** START Source data **
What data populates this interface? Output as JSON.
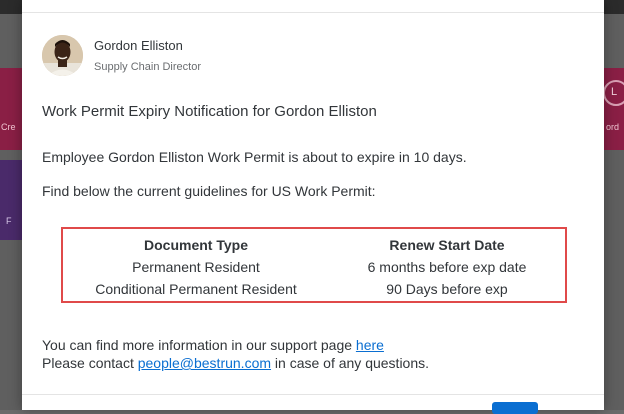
{
  "background": {
    "tile_left_1_text": "Cre",
    "tile_left_2_text": "F",
    "tile_right_1_text": "ord",
    "right_circle_letter": "L"
  },
  "notification": {
    "sender": {
      "name": "Gordon Elliston",
      "title": "Supply Chain Director"
    },
    "subject": "Work Permit Expiry Notification for Gordon Elliston",
    "body_line_1": "Employee Gordon Elliston Work Permit is about to expire in 10 days.",
    "body_line_2": "Find below the current guidelines for US Work Permit:",
    "guidelines": {
      "headers": [
        "Document Type",
        "Renew Start Date"
      ],
      "rows": [
        [
          "Permanent Resident",
          "6 months before exp date"
        ],
        [
          "Conditional Permanent Resident",
          "90 Days before exp"
        ]
      ]
    },
    "footer": {
      "line1_prefix": "You can find more information in our support page ",
      "support_link": "here",
      "line2_prefix": "Please contact ",
      "email_link": "people@bestrun.com",
      "line2_suffix": " in case of any questions."
    }
  },
  "colors": {
    "highlight_border": "#e04a4a",
    "link": "#0a6ed1",
    "text": "#32363a"
  }
}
** END Source data **
### [To be done]
In the records above, how many lines include the string "Resident"? Answer with only the number.

### [Answer]
2